#### [PROBLEM TO SOLVE]
Show every line containing "would" by copying it.

#### [EXTRACTED MATERIAL]
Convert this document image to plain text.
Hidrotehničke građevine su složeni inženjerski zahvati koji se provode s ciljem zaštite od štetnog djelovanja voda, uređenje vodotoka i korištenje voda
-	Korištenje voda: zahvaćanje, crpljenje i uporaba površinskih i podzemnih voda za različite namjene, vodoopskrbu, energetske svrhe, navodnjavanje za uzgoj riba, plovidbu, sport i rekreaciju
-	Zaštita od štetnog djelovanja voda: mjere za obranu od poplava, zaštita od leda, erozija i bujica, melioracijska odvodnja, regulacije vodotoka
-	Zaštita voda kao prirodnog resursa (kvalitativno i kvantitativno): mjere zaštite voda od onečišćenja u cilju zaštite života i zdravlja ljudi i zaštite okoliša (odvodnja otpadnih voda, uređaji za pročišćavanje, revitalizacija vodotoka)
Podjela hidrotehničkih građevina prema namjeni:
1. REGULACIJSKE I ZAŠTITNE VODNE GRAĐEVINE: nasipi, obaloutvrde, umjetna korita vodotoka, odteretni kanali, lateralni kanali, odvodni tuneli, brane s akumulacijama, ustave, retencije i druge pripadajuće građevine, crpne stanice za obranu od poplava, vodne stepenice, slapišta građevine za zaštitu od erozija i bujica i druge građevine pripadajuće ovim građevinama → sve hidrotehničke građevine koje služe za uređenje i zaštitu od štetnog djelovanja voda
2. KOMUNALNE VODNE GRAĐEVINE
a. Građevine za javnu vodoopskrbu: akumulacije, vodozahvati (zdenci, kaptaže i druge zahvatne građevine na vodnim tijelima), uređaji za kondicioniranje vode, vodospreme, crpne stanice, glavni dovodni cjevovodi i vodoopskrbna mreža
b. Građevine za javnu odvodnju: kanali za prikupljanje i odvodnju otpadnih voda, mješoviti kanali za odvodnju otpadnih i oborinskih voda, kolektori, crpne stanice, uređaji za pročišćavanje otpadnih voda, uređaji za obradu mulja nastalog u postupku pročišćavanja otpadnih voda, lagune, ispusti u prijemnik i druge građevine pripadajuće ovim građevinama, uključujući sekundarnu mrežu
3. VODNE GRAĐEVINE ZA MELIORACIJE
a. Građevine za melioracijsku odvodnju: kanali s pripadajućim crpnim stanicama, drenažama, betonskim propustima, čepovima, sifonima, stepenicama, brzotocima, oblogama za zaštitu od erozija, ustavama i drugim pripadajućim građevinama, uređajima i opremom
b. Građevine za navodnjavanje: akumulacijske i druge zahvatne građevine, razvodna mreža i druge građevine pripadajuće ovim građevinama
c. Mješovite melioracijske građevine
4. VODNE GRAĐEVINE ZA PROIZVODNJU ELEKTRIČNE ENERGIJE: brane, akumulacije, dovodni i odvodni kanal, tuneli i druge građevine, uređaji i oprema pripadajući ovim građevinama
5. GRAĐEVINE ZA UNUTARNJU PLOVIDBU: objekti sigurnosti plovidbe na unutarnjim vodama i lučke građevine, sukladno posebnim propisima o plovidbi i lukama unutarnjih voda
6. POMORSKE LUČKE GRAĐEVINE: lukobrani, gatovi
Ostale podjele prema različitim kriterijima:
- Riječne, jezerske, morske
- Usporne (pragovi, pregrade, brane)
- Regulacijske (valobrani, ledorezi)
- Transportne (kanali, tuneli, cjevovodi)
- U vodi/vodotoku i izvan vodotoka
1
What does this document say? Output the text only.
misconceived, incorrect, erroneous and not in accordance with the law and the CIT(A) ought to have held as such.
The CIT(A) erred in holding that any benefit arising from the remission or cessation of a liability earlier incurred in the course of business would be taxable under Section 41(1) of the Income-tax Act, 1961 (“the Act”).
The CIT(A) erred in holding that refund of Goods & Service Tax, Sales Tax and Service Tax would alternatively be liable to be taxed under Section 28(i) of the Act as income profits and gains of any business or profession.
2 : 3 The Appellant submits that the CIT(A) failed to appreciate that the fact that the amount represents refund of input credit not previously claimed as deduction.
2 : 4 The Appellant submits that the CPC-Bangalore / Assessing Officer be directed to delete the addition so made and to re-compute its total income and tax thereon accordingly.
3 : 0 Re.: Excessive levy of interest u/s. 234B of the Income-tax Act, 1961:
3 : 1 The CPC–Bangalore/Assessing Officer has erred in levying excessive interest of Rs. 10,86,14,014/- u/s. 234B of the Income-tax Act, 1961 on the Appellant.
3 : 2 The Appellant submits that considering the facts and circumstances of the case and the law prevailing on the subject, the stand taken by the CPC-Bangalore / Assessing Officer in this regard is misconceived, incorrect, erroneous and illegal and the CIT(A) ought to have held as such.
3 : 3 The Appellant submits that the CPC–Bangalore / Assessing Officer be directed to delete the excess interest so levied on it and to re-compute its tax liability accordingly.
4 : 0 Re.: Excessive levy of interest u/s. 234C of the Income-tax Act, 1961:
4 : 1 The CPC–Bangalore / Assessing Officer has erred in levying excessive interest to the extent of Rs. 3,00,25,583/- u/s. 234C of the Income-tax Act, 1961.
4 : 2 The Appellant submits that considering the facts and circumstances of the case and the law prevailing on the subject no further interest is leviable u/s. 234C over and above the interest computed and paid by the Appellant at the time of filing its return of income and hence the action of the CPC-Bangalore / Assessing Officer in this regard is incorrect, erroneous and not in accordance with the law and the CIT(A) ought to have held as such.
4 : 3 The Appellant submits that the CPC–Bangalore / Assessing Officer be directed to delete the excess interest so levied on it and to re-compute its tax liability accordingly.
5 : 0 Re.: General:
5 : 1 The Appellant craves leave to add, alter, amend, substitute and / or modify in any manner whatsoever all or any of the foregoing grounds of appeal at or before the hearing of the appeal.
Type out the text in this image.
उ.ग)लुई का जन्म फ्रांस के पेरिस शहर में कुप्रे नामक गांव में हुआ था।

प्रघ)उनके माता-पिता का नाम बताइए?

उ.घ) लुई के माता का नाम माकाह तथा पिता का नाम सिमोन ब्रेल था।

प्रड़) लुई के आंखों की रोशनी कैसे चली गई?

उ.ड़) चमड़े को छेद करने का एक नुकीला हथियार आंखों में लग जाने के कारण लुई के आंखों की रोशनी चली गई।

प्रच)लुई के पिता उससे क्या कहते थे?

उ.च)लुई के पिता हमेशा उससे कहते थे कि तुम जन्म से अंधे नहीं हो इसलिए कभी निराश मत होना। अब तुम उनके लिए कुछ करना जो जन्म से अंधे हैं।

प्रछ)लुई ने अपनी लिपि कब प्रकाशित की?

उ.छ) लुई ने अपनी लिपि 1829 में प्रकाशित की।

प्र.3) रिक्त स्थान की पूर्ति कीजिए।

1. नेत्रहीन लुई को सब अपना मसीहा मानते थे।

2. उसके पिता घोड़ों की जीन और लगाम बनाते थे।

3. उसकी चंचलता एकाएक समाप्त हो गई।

#### [RESPONSE BELOW]
The CIT(A) erred in holding that any benefit arising from the remission or cessation of a liability earlier incurred in the course of business would be taxable under Section 41(1) of the Income-tax Act, 1961 (“the Act”).
The CIT(A) erred in holding that refund of Goods & Service Tax, Sales Tax and Service Tax would alternatively be liable to be taxed under Section 28(i) of the Act as income profits and gains of any business or profession.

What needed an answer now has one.